**PROBLEM TO SOLVE**. Tally the lines that contain the string "marker" and give the number by itself.
### EXTRACTED ENTRIES
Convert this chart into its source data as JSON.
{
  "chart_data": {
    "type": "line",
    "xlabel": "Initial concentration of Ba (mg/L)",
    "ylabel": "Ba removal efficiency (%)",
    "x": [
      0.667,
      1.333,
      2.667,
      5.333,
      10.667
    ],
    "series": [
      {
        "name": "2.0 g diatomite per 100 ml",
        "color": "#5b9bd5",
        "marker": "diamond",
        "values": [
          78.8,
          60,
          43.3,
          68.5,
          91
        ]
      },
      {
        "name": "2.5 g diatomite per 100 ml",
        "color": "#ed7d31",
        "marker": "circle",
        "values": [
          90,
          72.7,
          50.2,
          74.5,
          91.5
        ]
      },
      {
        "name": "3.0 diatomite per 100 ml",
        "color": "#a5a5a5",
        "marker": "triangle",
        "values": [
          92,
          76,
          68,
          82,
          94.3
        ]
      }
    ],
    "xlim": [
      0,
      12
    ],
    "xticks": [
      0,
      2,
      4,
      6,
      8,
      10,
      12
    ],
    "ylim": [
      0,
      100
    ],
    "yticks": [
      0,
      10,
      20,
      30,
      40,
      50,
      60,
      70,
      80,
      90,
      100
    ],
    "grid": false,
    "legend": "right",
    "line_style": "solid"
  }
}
######
**RESULT OF THE EXERCISE**. 3